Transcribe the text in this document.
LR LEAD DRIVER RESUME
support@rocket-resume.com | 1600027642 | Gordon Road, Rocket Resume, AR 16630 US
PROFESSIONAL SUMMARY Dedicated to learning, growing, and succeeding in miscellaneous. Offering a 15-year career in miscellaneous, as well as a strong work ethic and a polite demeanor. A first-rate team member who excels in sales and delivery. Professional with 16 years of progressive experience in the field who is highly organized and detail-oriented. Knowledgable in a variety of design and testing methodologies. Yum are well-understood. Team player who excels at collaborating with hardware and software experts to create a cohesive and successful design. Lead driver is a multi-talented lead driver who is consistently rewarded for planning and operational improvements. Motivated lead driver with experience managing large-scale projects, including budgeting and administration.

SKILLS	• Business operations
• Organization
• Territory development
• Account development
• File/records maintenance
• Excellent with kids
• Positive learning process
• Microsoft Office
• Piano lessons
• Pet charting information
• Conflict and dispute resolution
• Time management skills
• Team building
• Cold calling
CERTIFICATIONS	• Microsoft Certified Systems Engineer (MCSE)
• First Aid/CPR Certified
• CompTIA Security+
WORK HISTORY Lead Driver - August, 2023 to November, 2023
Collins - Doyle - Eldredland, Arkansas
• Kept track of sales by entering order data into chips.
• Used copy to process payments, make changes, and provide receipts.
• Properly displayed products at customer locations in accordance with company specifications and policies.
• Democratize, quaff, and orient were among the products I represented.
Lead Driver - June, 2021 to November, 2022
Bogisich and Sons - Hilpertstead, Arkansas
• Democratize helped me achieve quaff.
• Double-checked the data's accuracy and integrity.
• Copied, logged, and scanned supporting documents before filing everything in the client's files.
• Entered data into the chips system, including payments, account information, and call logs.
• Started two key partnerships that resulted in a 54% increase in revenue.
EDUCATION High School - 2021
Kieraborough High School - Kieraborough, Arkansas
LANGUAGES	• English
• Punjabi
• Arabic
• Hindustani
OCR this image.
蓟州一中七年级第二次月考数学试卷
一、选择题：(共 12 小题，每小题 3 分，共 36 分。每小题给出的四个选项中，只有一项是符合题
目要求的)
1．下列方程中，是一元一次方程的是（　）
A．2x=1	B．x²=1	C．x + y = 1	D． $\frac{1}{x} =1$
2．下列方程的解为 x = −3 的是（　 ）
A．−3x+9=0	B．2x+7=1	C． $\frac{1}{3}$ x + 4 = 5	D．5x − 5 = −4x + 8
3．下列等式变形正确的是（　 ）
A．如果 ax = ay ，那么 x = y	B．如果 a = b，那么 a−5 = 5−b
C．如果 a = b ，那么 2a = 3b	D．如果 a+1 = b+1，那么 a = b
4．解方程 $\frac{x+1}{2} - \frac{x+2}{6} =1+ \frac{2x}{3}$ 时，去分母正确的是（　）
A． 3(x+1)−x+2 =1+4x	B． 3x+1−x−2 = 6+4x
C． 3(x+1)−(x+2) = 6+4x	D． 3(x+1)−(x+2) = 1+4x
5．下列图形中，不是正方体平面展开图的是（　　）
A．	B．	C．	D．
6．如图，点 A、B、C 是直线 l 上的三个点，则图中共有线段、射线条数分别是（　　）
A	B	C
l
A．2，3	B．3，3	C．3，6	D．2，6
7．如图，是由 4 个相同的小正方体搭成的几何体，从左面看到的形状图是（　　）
- - -
◆ WHAT IS EXPECTED ◆
Can you give every line above again, exactly as written?

◆ RESULT OF THE TASK ◆
Transcribe the text in this document.
LR LEAD DRIVER RESUME
support@rocket-resume.com | 1600027642 | Gordon Road, Rocket Resume, AR 16630 US
PROFESSIONAL SUMMARY Dedicated to learning, growing, and succeeding in miscellaneous. Offering a 15-year career in miscellaneous, as well as a strong work ethic and a polite demeanor. A first-rate team member who excels in sales and delivery. Professional with 16 years of progressive experience in the field who is highly organized and detail-oriented. Knowledgable in a variety of design and testing methodologies. Yum are well-understood. Team player who excels at collaborating with hardware and software experts to create a cohesive and successful design. Lead driver is a multi-talented lead driver who is consistently rewarded for planning and operational improvements. Motivated lead driver with experience managing large-scale projects, including budgeting and administration.

SKILLS	• Business operations
• Organization
• Territory development
• Account development
• File/records maintenance
• Excellent with kids
• Positive learning process
• Microsoft Office
• Piano lessons
• Pet charting information
• Conflict and dispute resolution
• Time management skills
• Team building
• Cold calling
CERTIFICATIONS	• Microsoft Certified Systems Engineer (MCSE)
• First Aid/CPR Certified
• CompTIA Security+
WORK HISTORY Lead Driver - August, 2023 to November, 2023
Collins - Doyle - Eldredland, Arkansas
• Kept track of sales by entering order data into chips.
• Used copy to process payments, make changes, and provide receipts.
• Properly displayed products at customer locations in accordance with company specifications and policies.
• Democratize, quaff, and orient were among the products I represented.
Lead Driver - June, 2021 to November, 2022
Bogisich and Sons - Hilpertstead, Arkansas
• Democratize helped me achieve quaff.
• Double-checked the data's accuracy and integrity.
• Copied, logged, and scanned supporting documents before filing everything in the client's files.
• Entered data into the chips system, including payments, account information, and call logs.
• Started two key partnerships that resulted in a 54% increase in revenue.
EDUCATION High School - 2021
Kieraborough High School - Kieraborough, Arkansas
LANGUAGES	• English
• Punjabi
• Arabic
• Hindustani
OCR this image.
蓟州一中七年级第二次月考数学试卷
一、选择题：(共 12 小题，每小题 3 分，共 36 分。每小题给出的四个选项中，只有一项是符合题
目要求的)
1．下列方程中，是一元一次方程的是（　）
A．2x=1	B．x²=1	C．x + y = 1	D． $\frac{1}{x} =1$
2．下列方程的解为 x = −3 的是（　 ）
A．−3x+9=0	B．2x+7=1	C． $\frac{1}{3}$ x + 4 = 5	D．5x − 5 = −4x + 8
3．下列等式变形正确的是（　 ）
A．如果 ax = ay ，那么 x = y	B．如果 a = b，那么 a−5 = 5−b
C．如果 a = b ，那么 2a = 3b	D．如果 a+1 = b+1，那么 a = b
4．解方程 $\frac{x+1}{2} - \frac{x+2}{6} =1+ \frac{2x}{3}$ 时，去分母正确的是（　）
A． 3(x+1)−x+2 =1+4x	B． 3x+1−x−2 = 6+4x
C． 3(x+1)−(x+2) = 6+4x	D． 3(x+1)−(x+2) = 1+4x
5．下列图形中，不是正方体平面展开图的是（　　）
A．	B．	C．	D．
6．如图，点 A、B、C 是直线 l 上的三个点，则图中共有线段、射线条数分别是（　　）
A	B	C
l
A．2，3	B．3，3	C．3，6	D．2，6
7．如图，是由 4 个相同的小正方体搭成的几何体，从左面看到的形状图是（　　）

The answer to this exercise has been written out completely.